● REQUIRED TASK: Take every line from the material that has the word "Justify" in it.

- - -

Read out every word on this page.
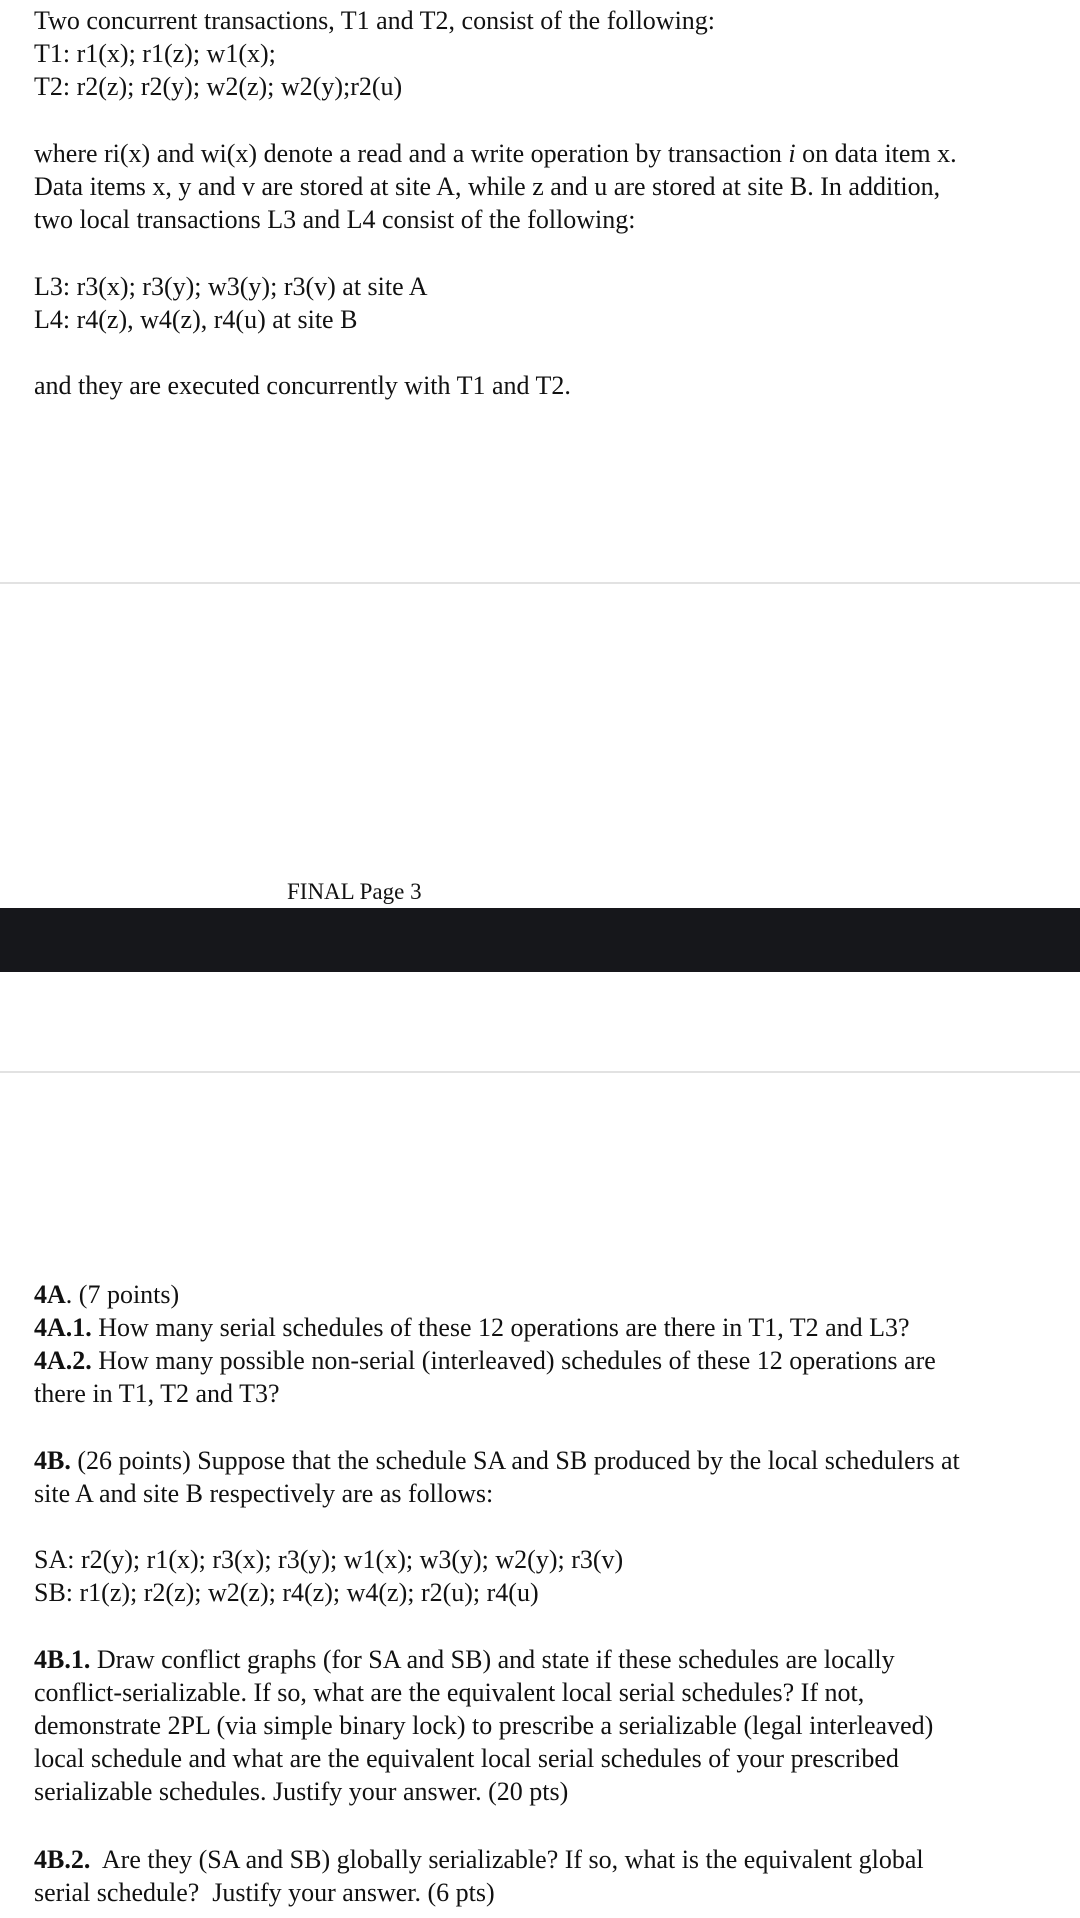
Two concurrent transactions, T1 and T2, consist of the following:
T1: r1(x); r1(z); w1(x);
T2: r2(z); r2(y); w2(z); w2(y);r2(u)
where ri(x) and wi(x) denote a read and a write operation by transaction i on data item x.
Data items x, y and v are stored at site A, while z and u are stored at site B. In addition,
two local transactions L3 and L4 consist of the following:
L3: r3(x); r3(y); w3(y); r3(v) at site A
L4: r4(z), w4(z), r4(u) at site B
and they are executed concurrently with T1 and T2.
FINAL Page 3
4A. (7 points)
4A.1. How many serial schedules of these 12 operations are there in T1, T2 and L3?
4A.2. How many possible non-serial (interleaved) schedules of these 12 operations are
there in T1, T2 and T3?
4B. (26 points) Suppose that the schedule SA and SB produced by the local schedulers at
site A and site B respectively are as follows:
SA: r2(y); r1(x); r3(x); r3(y); w1(x); w3(y); w2(y); r3(v)
SB: r1(z); r2(z); w2(z); r4(z); w4(z); r2(u); r4(u)
4B.1. Draw conflict graphs (for SA and SB) and state if these schedules are locally
conflict-serializable. If so, what are the equivalent local serial schedules? If not,
demonstrate 2PL (via simple binary lock) to prescribe a serializable (legal interleaved)
local schedule and what are the equivalent local serial schedules of your prescribed
serializable schedules. Justify your answer. (20 pts)
4B.2.  Are they (SA and SB) globally serializable? If so, what is the equivalent global
serial schedule?  Justify your answer. (6 pts)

- - -

● TASK ANSWER:
serializable schedules. Justify your answer. (20 pts)
serial schedule?  Justify your answer. (6 pts)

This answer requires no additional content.